▶ **Task description**:
Images appear in the records below; leave them out and repeat everything else exactly.

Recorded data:
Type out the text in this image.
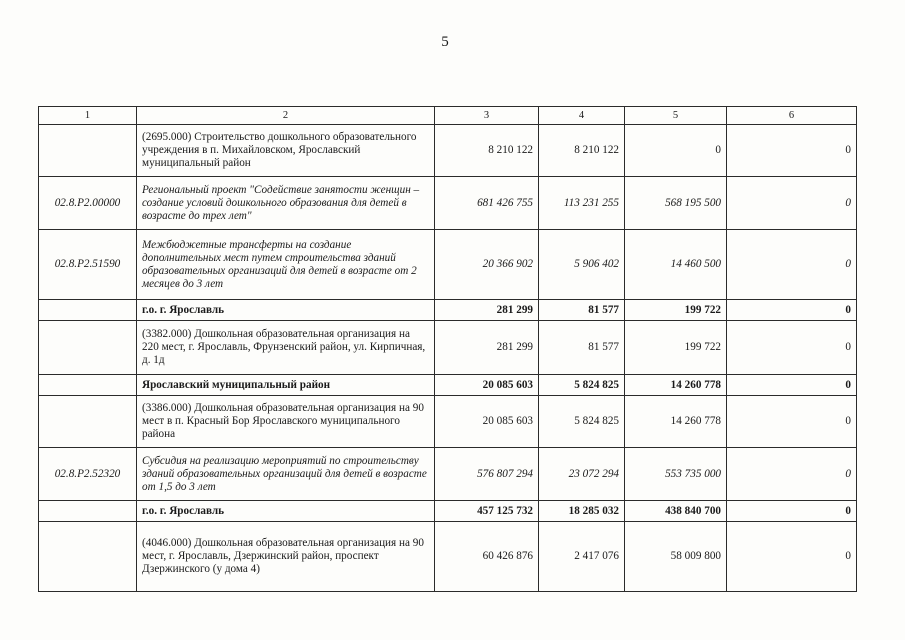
5
1	2	3	4	5	6
	(2695.000) Строительство дошкольного образовательного учреждения в п. Михайловском, Ярославский муниципальный район	8 210 122	8 210 122	0	0
02.8.Р2.00000	Региональный проект "Содействие занятости женщин – создание условий дошкольного образования для детей в возрасте до трех лет"	681 426 755	113 231 255	568 195 500	0
02.8.Р2.51590	Межбюджетные трансферты на создание дополнительных мест путем строительства зданий образовательных организаций для детей в возрасте от 2 месяцев до 3 лет	20 366 902	5 906 402	14 460 500	0
	г.о. г. Ярославль	281 299	81 577	199 722	0
	(3382.000) Дошкольная образовательная организация на 220 мест, г. Ярославль, Фрунзенский район, ул. Кирпичная, д. 1д	281 299	81 577	199 722	0
	Ярославский муниципальный район	20 085 603	5 824 825	14 260 778	0
	(3386.000) Дошкольная образовательная организация на 90 мест в п. Красный Бор Ярославского муниципального района	20 085 603	5 824 825	14 260 778	0
02.8.Р2.52320	Субсидия на реализацию мероприятий по строительству зданий образовательных организаций для детей в возрасте от 1,5 до 3 лет	576 807 294	23 072 294	553 735 000	0
	г.о. г. Ярославль	457 125 732	18 285 032	438 840 700	0
	(4046.000) Дошкольная образовательная организация на 90 мест, г. Ярославль, Дзержинский район, проспект Дзержинского (у дома 4)	60 426 876	2 417 076	58 009 800	0
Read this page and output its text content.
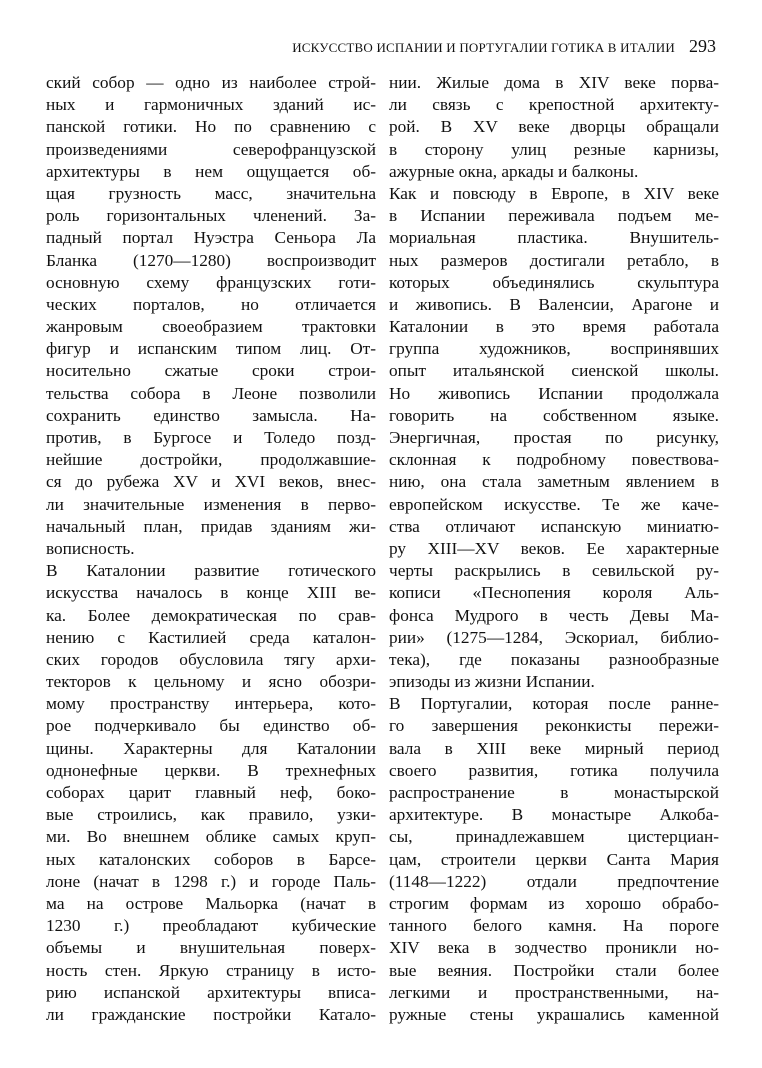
ИСКУССТВО ИСПАНИИ И ПОРТУГАЛИИ ГОТИКА В ИТАЛИИ 293
ский собор — одно из наиболее строй-
ных и гармоничных зданий ис-
панской готики. Но по сравнению с
произведениями северофранцузской
архитектуры в нем ощущается об-
щая грузность масс, значительна
роль горизонтальных членений. За-
падный портал Нуэстра Сеньора Ла
Бланка (1270—1280) воспроизводит
основную схему французских готи-
ческих порталов, но отличается
жанровым своеобразием трактовки
фигур и испанским типом лиц. От-
носительно сжатые сроки строи-
тельства собора в Леоне позволили
сохранить единство замысла. На-
против, в Бургосе и Толедо позд-
нейшие достройки, продолжавшие-
ся до рубежа XV и XVI веков, внес-
ли значительные изменения в перво-
начальный план, придав зданиям жи-
вописность.
В Каталонии развитие готического
искусства началось в конце XIII ве-
ка. Более демократическая по срав-
нению с Кастилией среда каталон-
ских городов обусловила тягу архи-
текторов к цельному и ясно обозри-
мому пространству интерьера, кото-
рое подчеркивало бы единство об-
щины. Характерны для Каталонии
однонефные церкви. В трехнефных
соборах царит главный неф, боко-
вые строились, как правило, узки-
ми. Во внешнем облике самых круп-
ных каталонских соборов в Барсе-
лоне (начат в 1298 г.) и городе Паль-
ма на острове Мальорка (начат в
1230 г.) преобладают кубические
объемы и внушительная поверх-
ность стен. Яркую страницу в исто-
рию испанской архитектуры вписа-
ли гражданские постройки Катало-
нии. Жилые дома в XIV веке порва-
ли связь с крепостной архитекту-
рой. В XV веке дворцы обращали
в сторону улиц резные карнизы,
ажурные окна, аркады и балконы.
Как и повсюду в Европе, в XIV веке
в Испании переживала подъем ме-
мориальная пластика. Внушитель-
ных размеров достигали ретабло, в
которых объединялись скульптура
и живопись. В Валенсии, Арагоне и
Каталонии в это время работала
группа художников, воспринявших
опыт итальянской сиенской школы.
Но живопись Испании продолжала
говорить на собственном языке.
Энергичная, простая по рисунку,
склонная к подробному повествова-
нию, она стала заметным явлением в
европейском искусстве. Те же каче-
ства отличают испанскую миниатю-
ру XIII—XV веков. Ее характерные
черты раскрылись в севильской ру-
кописи «Песнопения короля Аль-
фонса Мудрого в честь Девы Ма-
рии» (1275—1284, Эскориал, библио-
тека), где показаны разнообразные
эпизоды из жизни Испании.
В Португалии, которая после ранне-
го завершения реконкисты пережи-
вала в XIII веке мирный период
своего развития, готика получила
распространение в монастырской
архитектуре. В монастыре Алкоба-
сы, принадлежавшем цистерциан-
цам, строители церкви Санта Мария
(1148—1222) отдали предпочтение
строгим формам из хорошо обрабо-
танного белого камня. На пороге
XIV века в зодчество проникли но-
вые веяния. Постройки стали более
легкими и пространственными, на-
ружные стены украшались каменной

▶ **Exercise output**:
Type out the text in this image.
5
1	2	3	4	5	6
	(2695.000) Строительство дошкольного образовательного учреждения в п. Михайловском, Ярославский муниципальный район	8 210 122	8 210 122	0	0
02.8.Р2.00000	Региональный проект "Содействие занятости женщин – создание условий дошкольного образования для детей в возрасте до трех лет"	681 426 755	113 231 255	568 195 500	0
02.8.Р2.51590	Межбюджетные трансферты на создание дополнительных мест путем строительства зданий образовательных организаций для детей в возрасте от 2 месяцев до 3 лет	20 366 902	5 906 402	14 460 500	0
	г.о. г. Ярославль	281 299	81 577	199 722	0
	(3382.000) Дошкольная образовательная организация на 220 мест, г. Ярославль, Фрунзенский район, ул. Кирпичная, д. 1д	281 299	81 577	199 722	0
	Ярославский муниципальный район	20 085 603	5 824 825	14 260 778	0
	(3386.000) Дошкольная образовательная организация на 90 мест в п. Красный Бор Ярославского муниципального района	20 085 603	5 824 825	14 260 778	0
02.8.Р2.52320	Субсидия на реализацию мероприятий по строительству зданий образовательных организаций для детей в возрасте от 1,5 до 3 лет	576 807 294	23 072 294	553 735 000	0
	г.о. г. Ярославль	457 125 732	18 285 032	438 840 700	0
	(4046.000) Дошкольная образовательная организация на 90 мест, г. Ярославль, Дзержинский район, проспект Дзержинского (у дома 4)	60 426 876	2 417 076	58 009 800	0
Read this page and output its text content.
ИСКУССТВО ИСПАНИИ И ПОРТУГАЛИИ ГОТИКА В ИТАЛИИ 293
ский собор — одно из наиболее строй-
ных и гармоничных зданий ис-
панской готики. Но по сравнению с
произведениями северофранцузской
архитектуры в нем ощущается об-
щая грузность масс, значительна
роль горизонтальных членений. За-
падный портал Нуэстра Сеньора Ла
Бланка (1270—1280) воспроизводит
основную схему французских готи-
ческих порталов, но отличается
жанровым своеобразием трактовки
фигур и испанским типом лиц. От-
носительно сжатые сроки строи-
тельства собора в Леоне позволили
сохранить единство замысла. На-
против, в Бургосе и Толедо позд-
нейшие достройки, продолжавшие-
ся до рубежа XV и XVI веков, внес-
ли значительные изменения в перво-
начальный план, придав зданиям жи-
вописность.
В Каталонии развитие готического
искусства началось в конце XIII ве-
ка. Более демократическая по срав-
нению с Кастилией среда каталон-
ских городов обусловила тягу архи-
текторов к цельному и ясно обозри-
мому пространству интерьера, кото-
рое подчеркивало бы единство об-
щины. Характерны для Каталонии
однонефные церкви. В трехнефных
соборах царит главный неф, боко-
вые строились, как правило, узки-
ми. Во внешнем облике самых круп-
ных каталонских соборов в Барсе-
лоне (начат в 1298 г.) и городе Паль-
ма на острове Мальорка (начат в
1230 г.) преобладают кубические
объемы и внушительная поверх-
ность стен. Яркую страницу в исто-
рию испанской архитектуры вписа-
ли гражданские постройки Катало-
нии. Жилые дома в XIV веке порва-
ли связь с крепостной архитекту-
рой. В XV веке дворцы обращали
в сторону улиц резные карнизы,
ажурные окна, аркады и балконы.
Как и повсюду в Европе, в XIV веке
в Испании переживала подъем ме-
мориальная пластика. Внушитель-
ных размеров достигали ретабло, в
которых объединялись скульптура
и живопись. В Валенсии, Арагоне и
Каталонии в это время работала
группа художников, воспринявших
опыт итальянской сиенской школы.
Но живопись Испании продолжала
говорить на собственном языке.
Энергичная, простая по рисунку,
склонная к подробному повествова-
нию, она стала заметным явлением в
европейском искусстве. Те же каче-
ства отличают испанскую миниатю-
ру XIII—XV веков. Ее характерные
черты раскрылись в севильской ру-
кописи «Песнопения короля Аль-
фонса Мудрого в честь Девы Ма-
рии» (1275—1284, Эскориал, библио-
тека), где показаны разнообразные
эпизоды из жизни Испании.
В Португалии, которая после ранне-
го завершения реконкисты пережи-
вала в XIII веке мирный период
своего развития, готика получила
распространение в монастырской
архитектуре. В монастыре Алкоба-
сы, принадлежавшем цистерциан-
цам, строители церкви Санта Мария
(1148—1222) отдали предпочтение
строгим формам из хорошо обрабо-
танного белого камня. На пороге
XIV века в зодчество проникли но-
вые веяния. Постройки стали более
легкими и пространственными, на-
ружные стены украшались каменной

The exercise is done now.